> [Task statement] All entries below need to be written out exactly, but without their pictures.

> [Excerpted data]
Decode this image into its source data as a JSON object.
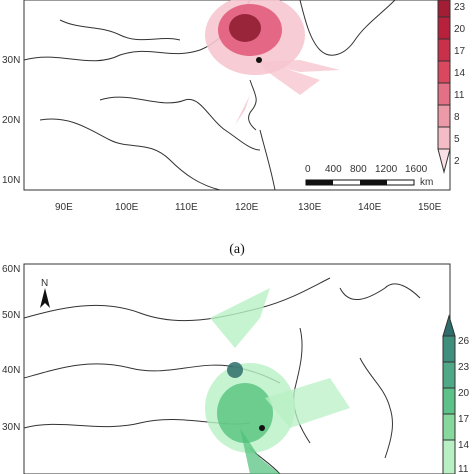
{
  "panel_a": {
    "caption": "(a)",
    "lat_labels": [
      "30N",
      "20N",
      "10N"
    ],
    "lon_labels": [
      "90E",
      "100E",
      "110E",
      "120E",
      "130E",
      "140E",
      "150E"
    ],
    "legend_values": [
      "23",
      "20",
      "17",
      "14",
      "11",
      "8",
      "5",
      "2"
    ],
    "scale_bar": {
      "labels": [
        "0",
        "400",
        "800",
        "1200",
        "1600"
      ],
      "unit": "km"
    },
    "colors": {
      "high": "#8b1a2b",
      "mid": "#e05577",
      "low": "#f6c6cf"
    }
  },
  "panel_b": {
    "lat_labels": [
      "60N",
      "50N",
      "40N",
      "30N"
    ],
    "north_label": "N",
    "legend_values": [
      "26",
      "23",
      "20",
      "17",
      "14",
      "11"
    ],
    "colors": {
      "high": "#2d6d6b",
      "mid": "#4fc07a",
      "low": "#b8f0c4"
    }
  }
}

> [Task output]
Decode this image into its source data as a JSON object.
{
  "panel_a": {
    "caption": "(a)",
    "lat_labels": [
      "30N",
      "20N",
      "10N"
    ],
    "lon_labels": [
      "90E",
      "100E",
      "110E",
      "120E",
      "130E",
      "140E",
      "150E"
    ],
    "legend_values": [
      "23",
      "20",
      "17",
      "14",
      "11",
      "8",
      "5",
      "2"
    ],
    "scale_bar": {
      "labels": [
        "0",
        "400",
        "800",
        "1200",
        "1600"
      ],
      "unit": "km"
    },
    "colors": {
      "high": "#8b1a2b",
      "mid": "#e05577",
      "low": "#f6c6cf"
    }
  },
  "panel_b": {
    "lat_labels": [
      "60N",
      "50N",
      "40N",
      "30N"
    ],
    "north_label": "N",
    "legend_values": [
      "26",
      "23",
      "20",
      "17",
      "14",
      "11"
    ],
    "colors": {
      "high": "#2d6d6b",
      "mid": "#4fc07a",
      "low": "#b8f0c4"
    }
  }
}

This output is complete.